◆ THINGS TO DO
(a) In the winter sowing passage, what are the seeds planted in?
(b) Please carry on the passage about winter sowing from the point where it stops.

◆ DOCUMENT SEGMENT
-- Start --

Winter sowing a deceptively simple concept. Many, many plants self seed or 'volunteer' or show up as unwanted weeds… it all depends on the context. The point is plants go to seed, the seeds hit the ground. They survive the winter and grow in the spring - robustly.

But…when left to Mother Nature, these volunteers show up willy nilly or perhaps not at all. Left to her, seeds may wash away, be overwhelmed by competition, or horror of horrors – be weeded away by the inexperienced gardener who doesn't recognize a cotyledon from a true leaf.

What to do, what to do? Take those same seeds and plant them in a miniature coldframe. Put it outside. Do this in the winter. Let them freeze. Let them thaw. Let them suffer the slings and arrows of the temperate climate. They will most often delay germination until spring rolls in. Then they will put on vigorous growth in a semi-protected environment. They will be easy to identify (if you labeled the container to start with). They won't wash away. They don't take up every horizontal surface in your home for weeks on end. They don't require artificial lighting.

-- End --

◆ COLLECTED DATA
-- Start --

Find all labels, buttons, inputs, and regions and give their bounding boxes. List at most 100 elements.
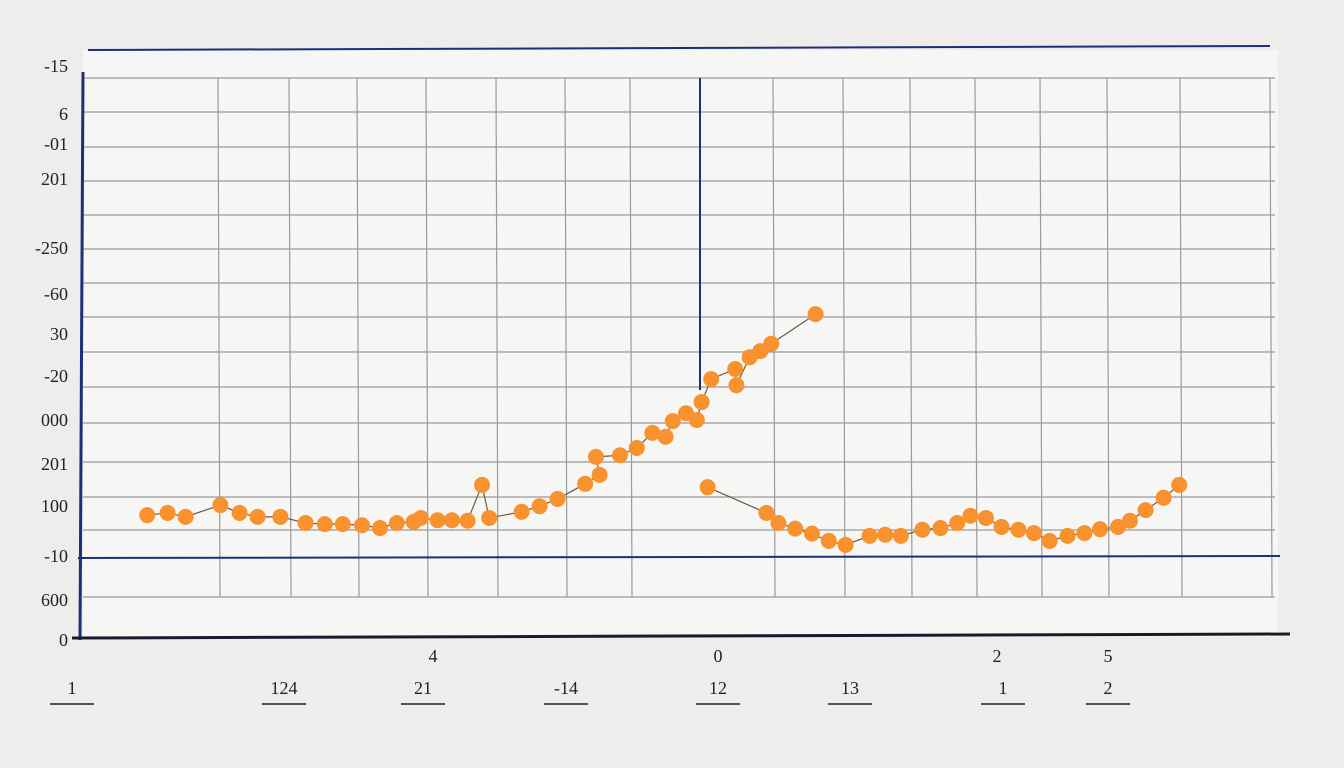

-- End --

◆ RESPONSES TO THE EXERCISE
(a) A miniature coldframe.

(b)
Other fun things:
Flats can be started and placed outdoors throughout the winter. No need to concentrate your efforts in one rushed time period. Also, this gives the winter weary gardener a chance to play in the mud in the deep dark and depressing days of dark, dark, dark. Did I mention dark? Something about planting and having a real reason to go outdoors seems to lighten the dark.

Flats can be recycled from almost anything…carry out food containers, big plastic jars, pots and zip lock bags. As a new container with potential shows up, one can dig out a packet of seeds and have at it. No need for huge preparation or back aches from tedious duplication of precision planting. Just add dirt, water, drainage holes and seeds then take a little walk to the frozen garden. Leave it to powers that be. It will usually work.

What kind of plants can be winter sown?
A non exhaustive list:
Tomatoes: Yup, those little nightshades we treat so tenderly under the grow lights spring up like the wild ones they really are when a rotten fruit falls to the ground. If the plant 'volunteers' or forms weeds it can be winter sown.

Hardy perennials:
If the plant lives year to year it survives winter. If the plant survives winter so will the seed.

Hardy biennials:
Same as perennial, if it lives over the winter it is appropriate for winter sowing.

Many annuals:
The fact that the plant dies is not only because of winter, it is often just its natural life cycle to make seeds then die. Many seeds of annuals are appropriate for winter sowing. If unsure, research it. If the plant originated in a temperate climate it likely can be winter sown … or just experiment. Pumpkins work.

Remember, if it volunteers it can be winter sown.

Reading on the many, many sites found by googling 'winter sowing'
http:/faq.gardenweb.comfaqwtrsow (an excellent FAQ)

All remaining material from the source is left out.